■ Stated exercise
Each line below should be reproduced without any alteration.

■ Input

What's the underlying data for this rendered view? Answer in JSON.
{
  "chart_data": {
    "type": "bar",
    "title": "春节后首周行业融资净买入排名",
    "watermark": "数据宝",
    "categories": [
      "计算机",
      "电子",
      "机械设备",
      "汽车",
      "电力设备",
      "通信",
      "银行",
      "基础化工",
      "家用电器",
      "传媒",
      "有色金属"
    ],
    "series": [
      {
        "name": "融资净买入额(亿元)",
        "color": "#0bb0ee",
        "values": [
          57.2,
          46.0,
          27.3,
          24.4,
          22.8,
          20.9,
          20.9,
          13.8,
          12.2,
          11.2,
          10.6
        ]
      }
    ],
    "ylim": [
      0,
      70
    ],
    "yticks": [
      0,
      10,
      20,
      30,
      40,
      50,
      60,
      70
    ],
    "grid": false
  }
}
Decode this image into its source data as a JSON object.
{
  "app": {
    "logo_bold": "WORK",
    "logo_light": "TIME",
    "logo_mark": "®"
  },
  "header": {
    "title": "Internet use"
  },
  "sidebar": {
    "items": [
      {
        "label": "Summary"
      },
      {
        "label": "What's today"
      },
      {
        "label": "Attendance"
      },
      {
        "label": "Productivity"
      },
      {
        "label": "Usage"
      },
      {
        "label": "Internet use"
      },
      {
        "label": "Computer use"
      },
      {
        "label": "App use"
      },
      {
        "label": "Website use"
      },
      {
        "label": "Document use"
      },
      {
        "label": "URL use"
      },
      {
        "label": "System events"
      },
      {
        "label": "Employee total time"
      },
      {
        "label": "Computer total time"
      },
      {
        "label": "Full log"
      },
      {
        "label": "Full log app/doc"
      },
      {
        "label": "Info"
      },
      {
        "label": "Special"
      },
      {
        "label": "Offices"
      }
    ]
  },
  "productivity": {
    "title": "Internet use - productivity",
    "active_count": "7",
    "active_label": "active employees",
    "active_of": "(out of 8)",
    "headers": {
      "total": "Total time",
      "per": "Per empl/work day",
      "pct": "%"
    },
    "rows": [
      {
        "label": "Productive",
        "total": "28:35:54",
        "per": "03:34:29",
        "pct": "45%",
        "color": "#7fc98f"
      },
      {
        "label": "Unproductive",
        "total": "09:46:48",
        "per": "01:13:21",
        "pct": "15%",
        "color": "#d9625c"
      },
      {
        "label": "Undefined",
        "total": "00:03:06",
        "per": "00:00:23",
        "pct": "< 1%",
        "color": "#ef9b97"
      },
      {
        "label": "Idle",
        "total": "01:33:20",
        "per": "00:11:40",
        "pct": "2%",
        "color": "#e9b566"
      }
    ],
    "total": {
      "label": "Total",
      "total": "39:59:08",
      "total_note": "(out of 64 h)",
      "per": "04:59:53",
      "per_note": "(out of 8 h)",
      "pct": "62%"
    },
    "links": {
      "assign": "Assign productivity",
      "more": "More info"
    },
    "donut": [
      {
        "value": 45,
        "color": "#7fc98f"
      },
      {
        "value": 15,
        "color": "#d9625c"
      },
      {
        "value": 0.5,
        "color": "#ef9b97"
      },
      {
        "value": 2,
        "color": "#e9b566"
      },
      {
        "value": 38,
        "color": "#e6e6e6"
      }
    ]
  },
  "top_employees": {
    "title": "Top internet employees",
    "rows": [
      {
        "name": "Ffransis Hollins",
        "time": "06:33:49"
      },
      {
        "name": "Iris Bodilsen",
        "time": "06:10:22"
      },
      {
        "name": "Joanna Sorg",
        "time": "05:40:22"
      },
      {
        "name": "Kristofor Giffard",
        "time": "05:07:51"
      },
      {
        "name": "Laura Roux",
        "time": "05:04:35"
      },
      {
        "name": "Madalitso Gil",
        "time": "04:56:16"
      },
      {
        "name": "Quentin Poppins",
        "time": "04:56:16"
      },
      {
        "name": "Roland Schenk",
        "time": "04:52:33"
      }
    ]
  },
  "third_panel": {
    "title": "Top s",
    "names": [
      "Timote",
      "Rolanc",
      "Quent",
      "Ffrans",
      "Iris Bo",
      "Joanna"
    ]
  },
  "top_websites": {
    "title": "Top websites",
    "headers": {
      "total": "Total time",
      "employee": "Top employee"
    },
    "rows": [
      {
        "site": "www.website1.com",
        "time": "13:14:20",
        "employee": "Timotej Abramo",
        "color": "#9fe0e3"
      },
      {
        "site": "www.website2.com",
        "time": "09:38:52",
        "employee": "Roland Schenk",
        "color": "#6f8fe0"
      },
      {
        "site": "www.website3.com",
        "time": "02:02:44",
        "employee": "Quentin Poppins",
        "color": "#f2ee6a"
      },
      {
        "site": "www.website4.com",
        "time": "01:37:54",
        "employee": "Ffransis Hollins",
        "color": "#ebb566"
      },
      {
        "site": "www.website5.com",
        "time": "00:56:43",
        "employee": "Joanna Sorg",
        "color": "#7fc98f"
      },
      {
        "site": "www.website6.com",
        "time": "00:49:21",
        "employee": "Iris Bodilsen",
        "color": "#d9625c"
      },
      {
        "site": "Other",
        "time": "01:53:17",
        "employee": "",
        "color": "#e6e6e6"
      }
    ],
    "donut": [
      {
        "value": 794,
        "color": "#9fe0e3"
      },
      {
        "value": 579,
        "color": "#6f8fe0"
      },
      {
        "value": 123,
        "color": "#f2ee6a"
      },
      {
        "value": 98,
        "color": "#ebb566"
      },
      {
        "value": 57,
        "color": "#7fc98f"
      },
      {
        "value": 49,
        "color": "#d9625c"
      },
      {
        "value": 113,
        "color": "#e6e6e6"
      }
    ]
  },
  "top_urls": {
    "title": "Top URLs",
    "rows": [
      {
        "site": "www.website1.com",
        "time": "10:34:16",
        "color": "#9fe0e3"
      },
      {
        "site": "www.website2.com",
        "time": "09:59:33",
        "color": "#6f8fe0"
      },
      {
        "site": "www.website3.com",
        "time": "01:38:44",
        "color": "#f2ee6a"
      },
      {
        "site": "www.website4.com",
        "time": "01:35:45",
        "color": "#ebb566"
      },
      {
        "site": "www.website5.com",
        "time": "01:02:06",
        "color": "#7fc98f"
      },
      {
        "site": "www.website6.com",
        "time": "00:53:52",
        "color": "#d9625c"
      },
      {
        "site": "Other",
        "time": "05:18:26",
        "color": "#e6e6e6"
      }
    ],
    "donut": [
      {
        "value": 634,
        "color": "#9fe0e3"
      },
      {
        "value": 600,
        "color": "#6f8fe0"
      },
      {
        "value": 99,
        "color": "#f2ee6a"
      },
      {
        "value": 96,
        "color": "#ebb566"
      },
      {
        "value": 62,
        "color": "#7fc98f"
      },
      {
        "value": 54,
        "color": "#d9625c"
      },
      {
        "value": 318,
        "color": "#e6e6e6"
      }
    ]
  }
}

■ Written answer
What's the underlying data for this rendered view? Answer in JSON.
{
  "chart_data": {
    "type": "bar",
    "title": "春节后首周行业融资净买入排名",
    "watermark": "数据宝",
    "categories": [
      "计算机",
      "电子",
      "机械设备",
      "汽车",
      "电力设备",
      "通信",
      "银行",
      "基础化工",
      "家用电器",
      "传媒",
      "有色金属"
    ],
    "series": [
      {
        "name": "融资净买入额(亿元)",
        "color": "#0bb0ee",
        "values": [
          57.2,
          46.0,
          27.3,
          24.4,
          22.8,
          20.9,
          20.9,
          13.8,
          12.2,
          11.2,
          10.6
        ]
      }
    ],
    "ylim": [
      0,
      70
    ],
    "yticks": [
      0,
      10,
      20,
      30,
      40,
      50,
      60,
      70
    ],
    "grid": false
  }
}
Decode this image into its source data as a JSON object.
{
  "app": {
    "logo_bold": "WORK",
    "logo_light": "TIME",
    "logo_mark": "®"
  },
  "header": {
    "title": "Internet use"
  },
  "sidebar": {
    "items": [
      {
        "label": "Summary"
      },
      {
        "label": "What's today"
      },
      {
        "label": "Attendance"
      },
      {
        "label": "Productivity"
      },
      {
        "label": "Usage"
      },
      {
        "label": "Internet use"
      },
      {
        "label": "Computer use"
      },
      {
        "label": "App use"
      },
      {
        "label": "Website use"
      },
      {
        "label": "Document use"
      },
      {
        "label": "URL use"
      },
      {
        "label": "System events"
      },
      {
        "label": "Employee total time"
      },
      {
        "label": "Computer total time"
      },
      {
        "label": "Full log"
      },
      {
        "label": "Full log app/doc"
      },
      {
        "label": "Info"
      },
      {
        "label": "Special"
      },
      {
        "label": "Offices"
      }
    ]
  },
  "productivity": {
    "title": "Internet use - productivity",
    "active_count": "7",
    "active_label": "active employees",
    "active_of": "(out of 8)",
    "headers": {
      "total": "Total time",
      "per": "Per empl/work day",
      "pct": "%"
    },
    "rows": [
      {
        "label": "Productive",
        "total": "28:35:54",
        "per": "03:34:29",
        "pct": "45%",
        "color": "#7fc98f"
      },
      {
        "label": "Unproductive",
        "total": "09:46:48",
        "per": "01:13:21",
        "pct": "15%",
        "color": "#d9625c"
      },
      {
        "label": "Undefined",
        "total": "00:03:06",
        "per": "00:00:23",
        "pct": "< 1%",
        "color": "#ef9b97"
      },
      {
        "label": "Idle",
        "total": "01:33:20",
        "per": "00:11:40",
        "pct": "2%",
        "color": "#e9b566"
      }
    ],
    "total": {
      "label": "Total",
      "total": "39:59:08",
      "total_note": "(out of 64 h)",
      "per": "04:59:53",
      "per_note": "(out of 8 h)",
      "pct": "62%"
    },
    "links": {
      "assign": "Assign productivity",
      "more": "More info"
    },
    "donut": [
      {
        "value": 45,
        "color": "#7fc98f"
      },
      {
        "value": 15,
        "color": "#d9625c"
      },
      {
        "value": 0.5,
        "color": "#ef9b97"
      },
      {
        "value": 2,
        "color": "#e9b566"
      },
      {
        "value": 38,
        "color": "#e6e6e6"
      }
    ]
  },
  "top_employees": {
    "title": "Top internet employees",
    "rows": [
      {
        "name": "Ffransis Hollins",
        "time": "06:33:49"
      },
      {
        "name": "Iris Bodilsen",
        "time": "06:10:22"
      },
      {
        "name": "Joanna Sorg",
        "time": "05:40:22"
      },
      {
        "name": "Kristofor Giffard",
        "time": "05:07:51"
      },
      {
        "name": "Laura Roux",
        "time": "05:04:35"
      },
      {
        "name": "Madalitso Gil",
        "time": "04:56:16"
      },
      {
        "name": "Quentin Poppins",
        "time": "04:56:16"
      },
      {
        "name": "Roland Schenk",
        "time": "04:52:33"
      }
    ]
  },
  "third_panel": {
    "title": "Top s",
    "names": [
      "Timote",
      "Rolanc",
      "Quent",
      "Ffrans",
      "Iris Bo",
      "Joanna"
    ]
  },
  "top_websites": {
    "title": "Top websites",
    "headers": {
      "total": "Total time",
      "employee": "Top employee"
    },
    "rows": [
      {
        "site": "www.website1.com",
        "time": "13:14:20",
        "employee": "Timotej Abramo",
        "color": "#9fe0e3"
      },
      {
        "site": "www.website2.com",
        "time": "09:38:52",
        "employee": "Roland Schenk",
        "color": "#6f8fe0"
      },
      {
        "site": "www.website3.com",
        "time": "02:02:44",
        "employee": "Quentin Poppins",
        "color": "#f2ee6a"
      },
      {
        "site": "www.website4.com",
        "time": "01:37:54",
        "employee": "Ffransis Hollins",
        "color": "#ebb566"
      },
      {
        "site": "www.website5.com",
        "time": "00:56:43",
        "employee": "Joanna Sorg",
        "color": "#7fc98f"
      },
      {
        "site": "www.website6.com",
        "time": "00:49:21",
        "employee": "Iris Bodilsen",
        "color": "#d9625c"
      },
      {
        "site": "Other",
        "time": "01:53:17",
        "employee": "",
        "color": "#e6e6e6"
      }
    ],
    "donut": [
      {
        "value": 794,
        "color": "#9fe0e3"
      },
      {
        "value": 579,
        "color": "#6f8fe0"
      },
      {
        "value": 123,
        "color": "#f2ee6a"
      },
      {
        "value": 98,
        "color": "#ebb566"
      },
      {
        "value": 57,
        "color": "#7fc98f"
      },
      {
        "value": 49,
        "color": "#d9625c"
      },
      {
        "value": 113,
        "color": "#e6e6e6"
      }
    ]
  },
  "top_urls": {
    "title": "Top URLs",
    "rows": [
      {
        "site": "www.website1.com",
        "time": "10:34:16",
        "color": "#9fe0e3"
      },
      {
        "site": "www.website2.com",
        "time": "09:59:33",
        "color": "#6f8fe0"
      },
      {
        "site": "www.website3.com",
        "time": "01:38:44",
        "color": "#f2ee6a"
      },
      {
        "site": "www.website4.com",
        "time": "01:35:45",
        "color": "#ebb566"
      },
      {
        "site": "www.website5.com",
        "time": "01:02:06",
        "color": "#7fc98f"
      },
      {
        "site": "www.website6.com",
        "time": "00:53:52",
        "color": "#d9625c"
      },
      {
        "site": "Other",
        "time": "05:18:26",
        "color": "#e6e6e6"
      }
    ],
    "donut": [
      {
        "value": 634,
        "color": "#9fe0e3"
      },
      {
        "value": 600,
        "color": "#6f8fe0"
      },
      {
        "value": 99,
        "color": "#f2ee6a"
      },
      {
        "value": 96,
        "color": "#ebb566"
      },
      {
        "value": 62,
        "color": "#7fc98f"
      },
      {
        "value": 54,
        "color": "#d9625c"
      },
      {
        "value": 318,
        "color": "#e6e6e6"
      }
    ]
  }
}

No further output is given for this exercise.